▶ SOAL LATIHAN A
Menurut teks bacaan tentang berpikir kritis, ayat Al-Qur'an mana yang disebut melukiskan keharusan bersikap kritis?

▶ TEKS BACAAN
Tafsir Tarbawi: Keharusan Berpikir Kritis Bagi Pendidik dan Peserta Didik

keharusan berpikir kritis bagi pendidik dan peserta didik
keharusan berpikir kritis bagi pendidik dan peserta didik

Dalam rangka memperingati hari guru di era yang serba disrupsi, ada baiknya pendidikan Islam, khususnya pendidik dan peserta didik mengarusutamakan kembali penalaran kritis dalam setiap pembelajarannya. Berpikir kritis menempati peran sentral dalam Kurikulum 2013. Sebab, hanya dengan berpikir kritis, seseorang tidak terjebak, atau bahkan terbuai dan termakan narasi-narasi dan konten-konten yang dapat menjerumuskan ke dalam hal-hal yang kontraproduktif. Keharusan bersikap kritis, selalu mempertanyakan sesuatu dan tidak asal bantah-membantah tanpa dibarengi fakta ilmiah telah dilukiskan oleh-Nya dalam Q.S. Ali Imran [3]: 66. Berikut ulasannya di bawah ini.

▶ DATA TERSEDIA

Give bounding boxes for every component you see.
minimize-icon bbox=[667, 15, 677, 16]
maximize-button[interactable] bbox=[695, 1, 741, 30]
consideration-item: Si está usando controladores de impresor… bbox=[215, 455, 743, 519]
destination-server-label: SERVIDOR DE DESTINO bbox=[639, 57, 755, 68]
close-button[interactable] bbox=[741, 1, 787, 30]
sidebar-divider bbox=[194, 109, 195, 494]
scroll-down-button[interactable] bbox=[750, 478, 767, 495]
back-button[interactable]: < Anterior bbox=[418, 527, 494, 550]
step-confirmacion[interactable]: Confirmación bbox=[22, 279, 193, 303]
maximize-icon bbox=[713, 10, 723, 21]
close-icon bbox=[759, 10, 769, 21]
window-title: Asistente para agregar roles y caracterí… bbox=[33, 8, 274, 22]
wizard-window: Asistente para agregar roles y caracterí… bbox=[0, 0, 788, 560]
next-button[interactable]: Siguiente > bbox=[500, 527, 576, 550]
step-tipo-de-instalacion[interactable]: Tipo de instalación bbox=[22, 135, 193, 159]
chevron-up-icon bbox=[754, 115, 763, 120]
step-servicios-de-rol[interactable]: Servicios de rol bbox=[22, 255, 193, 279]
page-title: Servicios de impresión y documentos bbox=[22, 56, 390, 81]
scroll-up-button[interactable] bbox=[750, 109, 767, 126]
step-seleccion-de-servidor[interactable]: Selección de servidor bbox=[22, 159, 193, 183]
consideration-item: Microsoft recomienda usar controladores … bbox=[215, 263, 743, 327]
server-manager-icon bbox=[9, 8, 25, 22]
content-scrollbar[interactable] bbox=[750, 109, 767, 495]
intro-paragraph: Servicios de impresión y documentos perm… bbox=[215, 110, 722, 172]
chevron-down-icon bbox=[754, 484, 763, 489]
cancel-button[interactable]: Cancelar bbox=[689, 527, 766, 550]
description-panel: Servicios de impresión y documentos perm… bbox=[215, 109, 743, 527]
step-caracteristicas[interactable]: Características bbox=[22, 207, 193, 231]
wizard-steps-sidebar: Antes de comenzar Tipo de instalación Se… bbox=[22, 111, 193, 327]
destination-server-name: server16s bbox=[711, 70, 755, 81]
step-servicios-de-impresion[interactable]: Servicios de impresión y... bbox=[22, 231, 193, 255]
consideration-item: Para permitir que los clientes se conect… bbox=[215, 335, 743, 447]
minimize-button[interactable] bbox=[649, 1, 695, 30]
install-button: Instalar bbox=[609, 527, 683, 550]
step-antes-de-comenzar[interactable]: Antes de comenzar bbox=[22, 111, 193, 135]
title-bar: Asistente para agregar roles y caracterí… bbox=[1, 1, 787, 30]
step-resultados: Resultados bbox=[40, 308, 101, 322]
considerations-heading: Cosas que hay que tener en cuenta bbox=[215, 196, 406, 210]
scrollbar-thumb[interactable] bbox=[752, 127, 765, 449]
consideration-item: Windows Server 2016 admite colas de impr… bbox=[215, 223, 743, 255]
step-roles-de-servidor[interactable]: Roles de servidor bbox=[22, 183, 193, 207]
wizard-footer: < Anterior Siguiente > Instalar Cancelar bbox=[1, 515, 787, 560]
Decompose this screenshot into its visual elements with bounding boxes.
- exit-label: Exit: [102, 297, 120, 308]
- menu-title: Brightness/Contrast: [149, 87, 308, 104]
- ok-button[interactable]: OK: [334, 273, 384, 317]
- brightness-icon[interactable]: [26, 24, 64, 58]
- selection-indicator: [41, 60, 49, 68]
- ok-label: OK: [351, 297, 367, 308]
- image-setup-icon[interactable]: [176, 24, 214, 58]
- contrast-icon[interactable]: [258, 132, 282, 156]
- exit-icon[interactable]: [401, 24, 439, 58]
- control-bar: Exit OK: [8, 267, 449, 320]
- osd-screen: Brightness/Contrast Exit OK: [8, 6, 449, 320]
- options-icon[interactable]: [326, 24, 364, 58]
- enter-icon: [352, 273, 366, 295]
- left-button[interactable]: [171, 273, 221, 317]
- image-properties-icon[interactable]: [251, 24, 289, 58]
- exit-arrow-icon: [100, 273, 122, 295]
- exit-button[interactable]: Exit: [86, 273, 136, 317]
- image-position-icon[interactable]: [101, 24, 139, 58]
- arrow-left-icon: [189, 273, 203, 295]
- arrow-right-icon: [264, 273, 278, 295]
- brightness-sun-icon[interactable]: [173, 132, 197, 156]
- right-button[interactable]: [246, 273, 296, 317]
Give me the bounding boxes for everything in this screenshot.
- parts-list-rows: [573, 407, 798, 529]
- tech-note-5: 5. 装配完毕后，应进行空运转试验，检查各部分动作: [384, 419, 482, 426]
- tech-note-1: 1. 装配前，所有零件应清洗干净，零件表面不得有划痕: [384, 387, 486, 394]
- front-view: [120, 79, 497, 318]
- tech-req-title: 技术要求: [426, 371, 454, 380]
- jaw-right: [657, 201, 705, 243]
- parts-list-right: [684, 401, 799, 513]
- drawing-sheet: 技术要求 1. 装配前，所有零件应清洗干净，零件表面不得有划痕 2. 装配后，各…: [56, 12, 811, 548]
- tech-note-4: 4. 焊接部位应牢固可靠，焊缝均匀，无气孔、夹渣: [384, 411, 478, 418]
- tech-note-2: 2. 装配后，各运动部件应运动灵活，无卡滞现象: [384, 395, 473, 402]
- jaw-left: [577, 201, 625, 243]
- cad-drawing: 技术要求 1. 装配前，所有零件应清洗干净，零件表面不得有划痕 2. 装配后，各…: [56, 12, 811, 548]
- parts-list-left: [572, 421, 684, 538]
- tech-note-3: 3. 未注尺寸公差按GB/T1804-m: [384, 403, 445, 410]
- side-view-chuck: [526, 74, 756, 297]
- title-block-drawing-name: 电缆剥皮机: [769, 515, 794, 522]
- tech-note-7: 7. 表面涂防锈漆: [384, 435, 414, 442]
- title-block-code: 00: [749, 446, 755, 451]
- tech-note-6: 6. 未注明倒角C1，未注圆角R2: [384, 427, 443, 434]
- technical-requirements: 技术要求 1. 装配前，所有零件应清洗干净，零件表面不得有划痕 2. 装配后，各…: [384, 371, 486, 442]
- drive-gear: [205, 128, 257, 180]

▶ SOAL LATIHAN B
Ganti "Asistente" dengan "Ayudante" pada entri, dari baris pertama sampai dengan baris yang memuat "next-button[interactable]: Siguiente >", lalu tuliskan kembali baris-baris itu saja tanpa mengubah bagian lain.

▶ JAWABAN BENAR A
Q.S. Ali Imran [3]: 66.

▶ JAWABAN BENAR B
Give bounding boxes for every component you see.
minimize-icon bbox=[667, 15, 677, 16]
maximize-button[interactable] bbox=[695, 1, 741, 30]
consideration-item: Si está usando controladores de impresor… bbox=[215, 455, 743, 519]
destination-server-label: SERVIDOR DE DESTINO bbox=[639, 57, 755, 68]
close-button[interactable] bbox=[741, 1, 787, 30]
sidebar-divider bbox=[194, 109, 195, 494]
scroll-down-button[interactable] bbox=[750, 478, 767, 495]
back-button[interactable]: < Anterior bbox=[418, 527, 494, 550]
step-confirmacion[interactable]: Confirmación bbox=[22, 279, 193, 303]
maximize-icon bbox=[713, 10, 723, 21]
close-icon bbox=[759, 10, 769, 21]
window-title: Ayudante para agregar roles y caracterí… bbox=[33, 8, 274, 22]
wizard-window: Ayudante para agregar roles y caracterí… bbox=[0, 0, 788, 560]
next-button[interactable]: Siguiente > bbox=[500, 527, 576, 550]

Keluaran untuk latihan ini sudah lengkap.